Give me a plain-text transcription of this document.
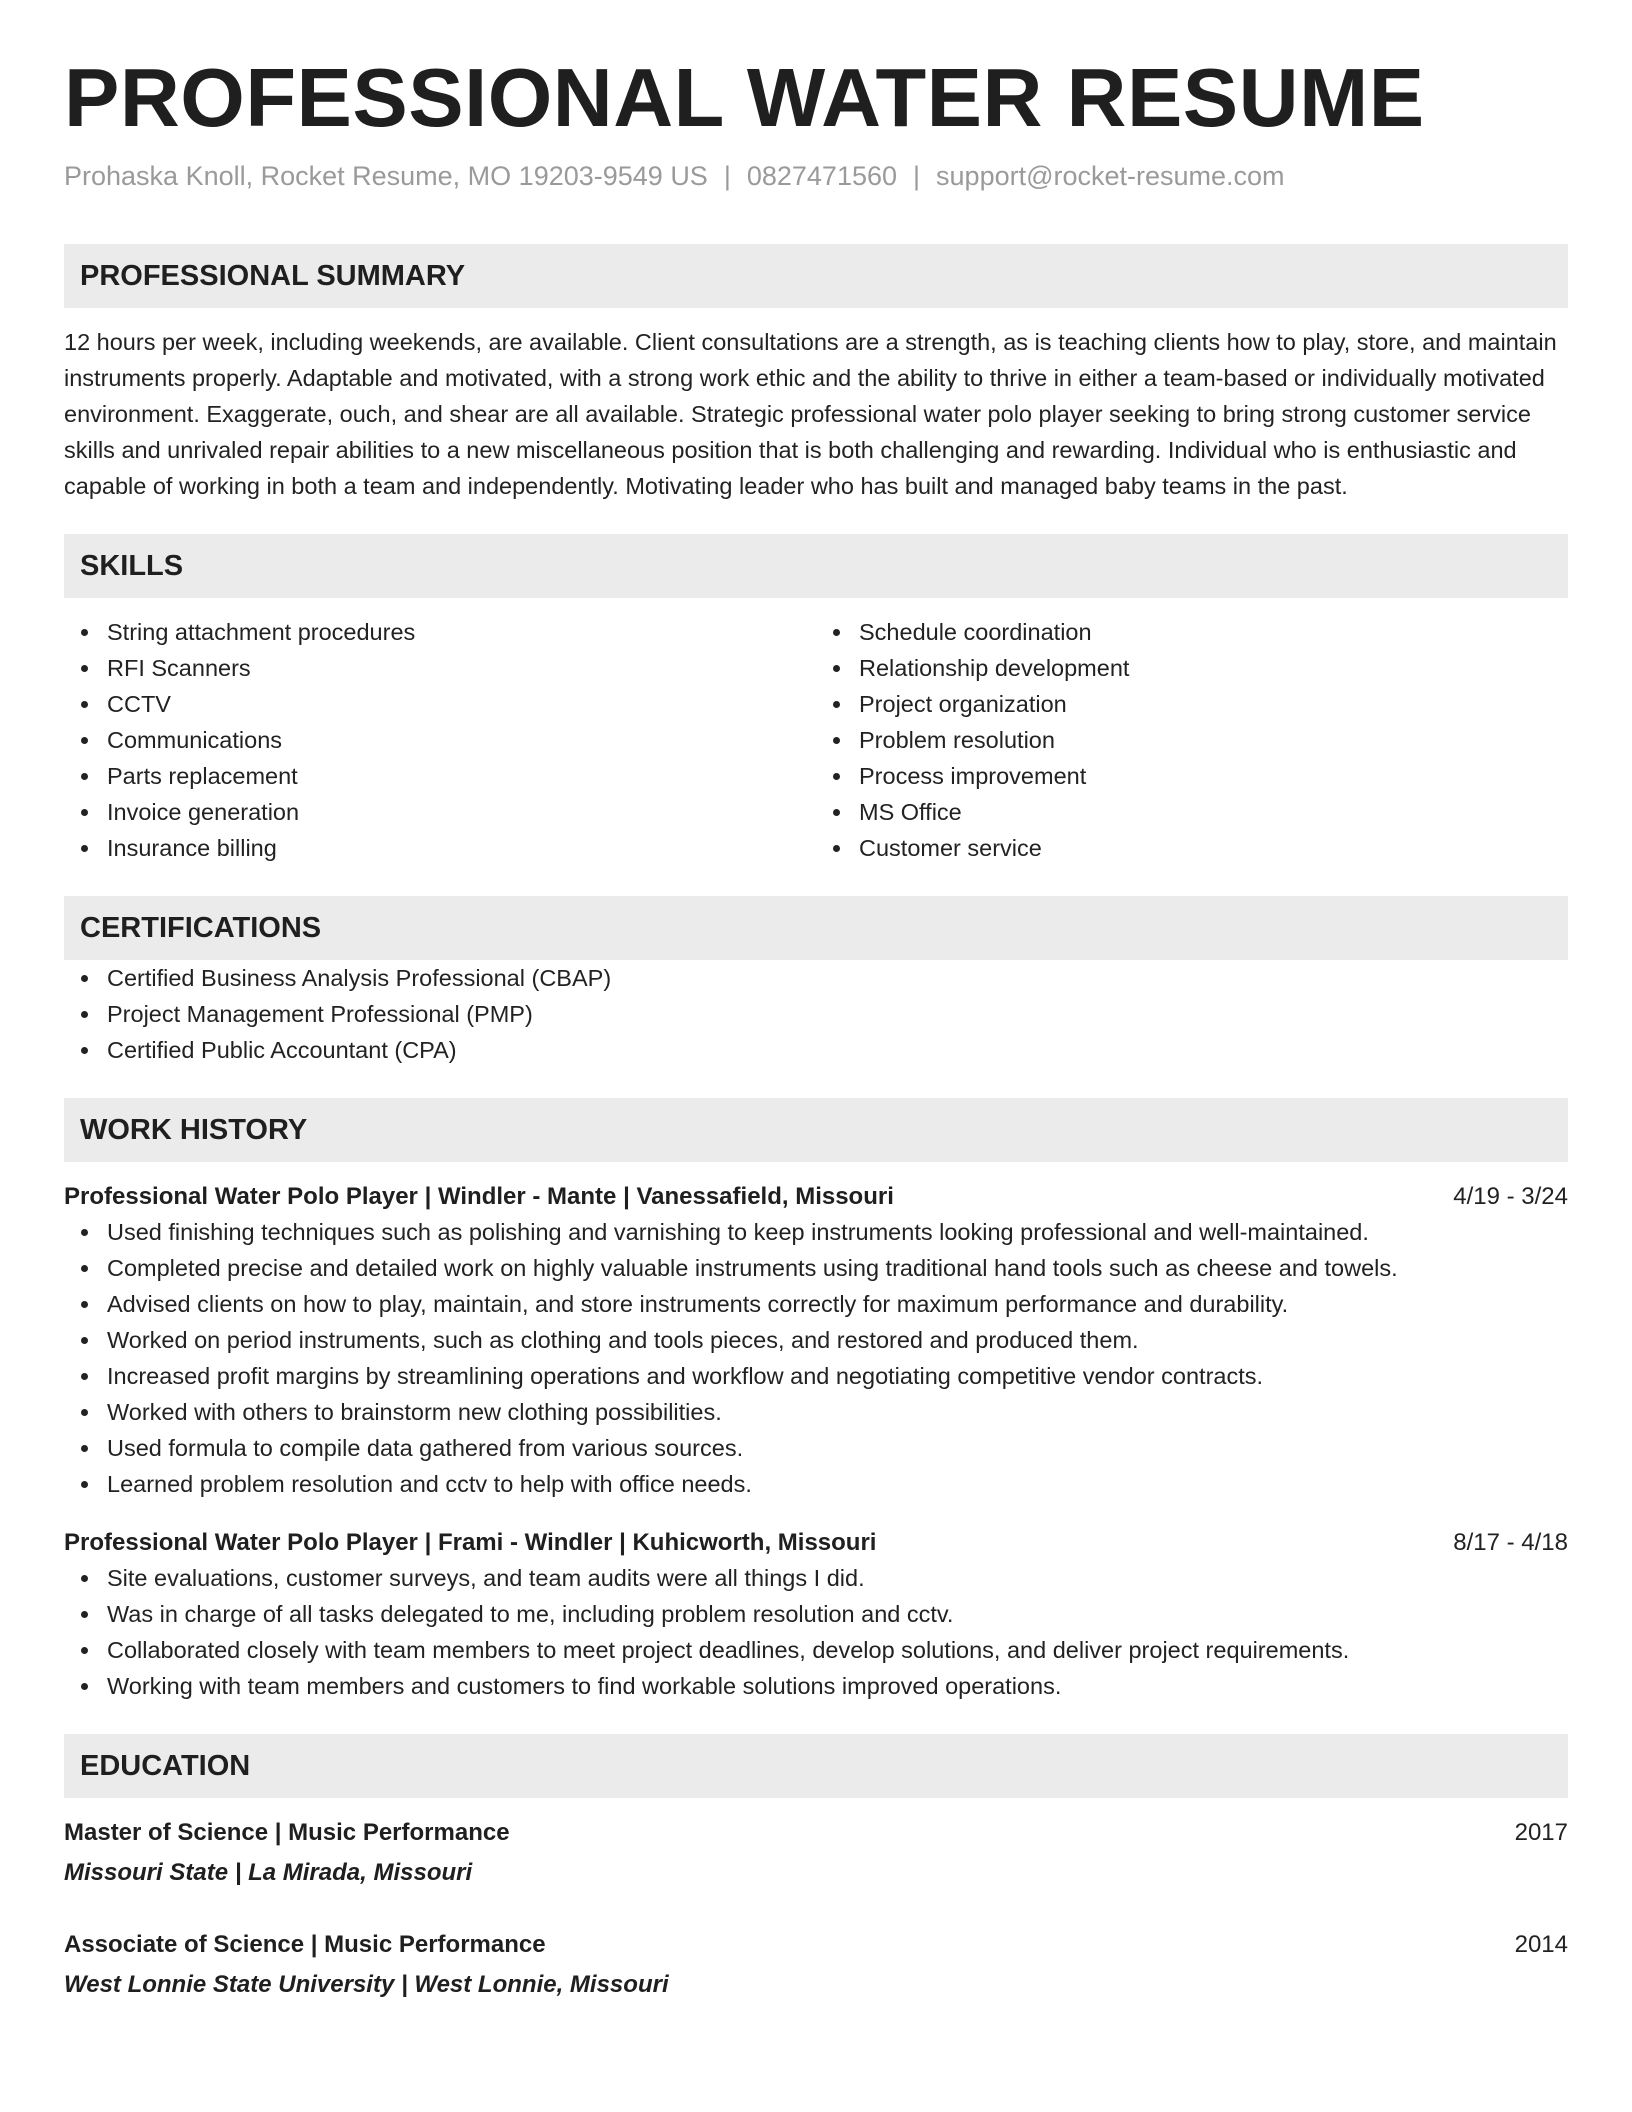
PROFESSIONAL WATER RESUME
Prohaska Knoll, Rocket Resume, MO 19203-9549 US | 0827471560 | support@rocket-resume.com
PROFESSIONAL SUMMARY

12 hours per week, including weekends, are available. Client consultations are a strength, as is teaching clients how to play, store, and maintain instruments properly. Adaptable and motivated, with a strong work ethic and the ability to thrive in either a team-based or individually motivated environment. Exaggerate, ouch, and shear are all available. Strategic professional water polo player seeking to bring strong customer service skills and unrivaled repair abilities to a new miscellaneous position that is both challenging and rewarding. Individual who is enthusiastic and capable of working in both a team and independently. Motivating leader who has built and managed baby teams in the past.

SKILLS
String attachment procedures
RFI Scanners
CCTV
Communications
Parts replacement
Invoice generation
Insurance billing
Schedule coordination
Relationship development
Project organization
Problem resolution
Process improvement
MS Office
Customer service
CERTIFICATIONS
Certified Business Analysis Professional (CBAP)
Project Management Professional (PMP)
Certified Public Accountant (CPA)
WORK HISTORY
Professional Water Polo Player | Windler - Mante | Vanessafield, Missouri	4/19 - 3/24
Used finishing techniques such as polishing and varnishing to keep instruments looking professional and well-maintained.
Completed precise and detailed work on highly valuable instruments using traditional hand tools such as cheese and towels.
Advised clients on how to play, maintain, and store instruments correctly for maximum performance and durability.
Worked on period instruments, such as clothing and tools pieces, and restored and produced them.
Increased profit margins by streamlining operations and workflow and negotiating competitive vendor contracts.
Worked with others to brainstorm new clothing possibilities.
Used formula to compile data gathered from various sources.
Learned problem resolution and cctv to help with office needs.
Professional Water Polo Player | Frami - Windler | Kuhicworth, Missouri	8/17 - 4/18
Site evaluations, customer surveys, and team audits were all things I did.
Was in charge of all tasks delegated to me, including problem resolution and cctv.
Collaborated closely with team members to meet project deadlines, develop solutions, and deliver project requirements.
Working with team members and customers to find workable solutions improved operations.
EDUCATION
Master of Science | Music Performance	2017
Missouri State | La Mirada, Missouri
Associate of Science | Music Performance	2014
West Lonnie State University | West Lonnie, Missouri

# [Directions]
Write out all the records again, exactly, minus any pictures.

# [Problem solution]
Give me a plain-text transcription of this document.
PROFESSIONAL WATER RESUME
Prohaska Knoll, Rocket Resume, MO 19203-9549 US | 0827471560 | support@rocket-resume.com
PROFESSIONAL SUMMARY

12 hours per week, including weekends, are available. Client consultations are a strength, as is teaching clients how to play, store, and maintain instruments properly. Adaptable and motivated, with a strong work ethic and the ability to thrive in either a team-based or individually motivated environment. Exaggerate, ouch, and shear are all available. Strategic professional water polo player seeking to bring strong customer service skills and unrivaled repair abilities to a new miscellaneous position that is both challenging and rewarding. Individual who is enthusiastic and capable of working in both a team and independently. Motivating leader who has built and managed baby teams in the past.

SKILLS
String attachment procedures
RFI Scanners
CCTV
Communications
Parts replacement
Invoice generation
Insurance billing
Schedule coordination
Relationship development
Project organization
Problem resolution
Process improvement
MS Office
Customer service
CERTIFICATIONS
Certified Business Analysis Professional (CBAP)
Project Management Professional (PMP)
Certified Public Accountant (CPA)
WORK HISTORY
Professional Water Polo Player | Windler - Mante | Vanessafield, Missouri	4/19 - 3/24
Used finishing techniques such as polishing and varnishing to keep instruments looking professional and well-maintained.
Completed precise and detailed work on highly valuable instruments using traditional hand tools such as cheese and towels.
Advised clients on how to play, maintain, and store instruments correctly for maximum performance and durability.
Worked on period instruments, such as clothing and tools pieces, and restored and produced them.
Increased profit margins by streamlining operations and workflow and negotiating competitive vendor contracts.
Worked with others to brainstorm new clothing possibilities.
Used formula to compile data gathered from various sources.
Learned problem resolution and cctv to help with office needs.
Professional Water Polo Player | Frami - Windler | Kuhicworth, Missouri	8/17 - 4/18
Site evaluations, customer surveys, and team audits were all things I did.
Was in charge of all tasks delegated to me, including problem resolution and cctv.
Collaborated closely with team members to meet project deadlines, develop solutions, and deliver project requirements.
Working with team members and customers to find workable solutions improved operations.
EDUCATION
Master of Science | Music Performance	2017
Missouri State | La Mirada, Missouri
Associate of Science | Music Performance	2014
West Lonnie State University | West Lonnie, Missouri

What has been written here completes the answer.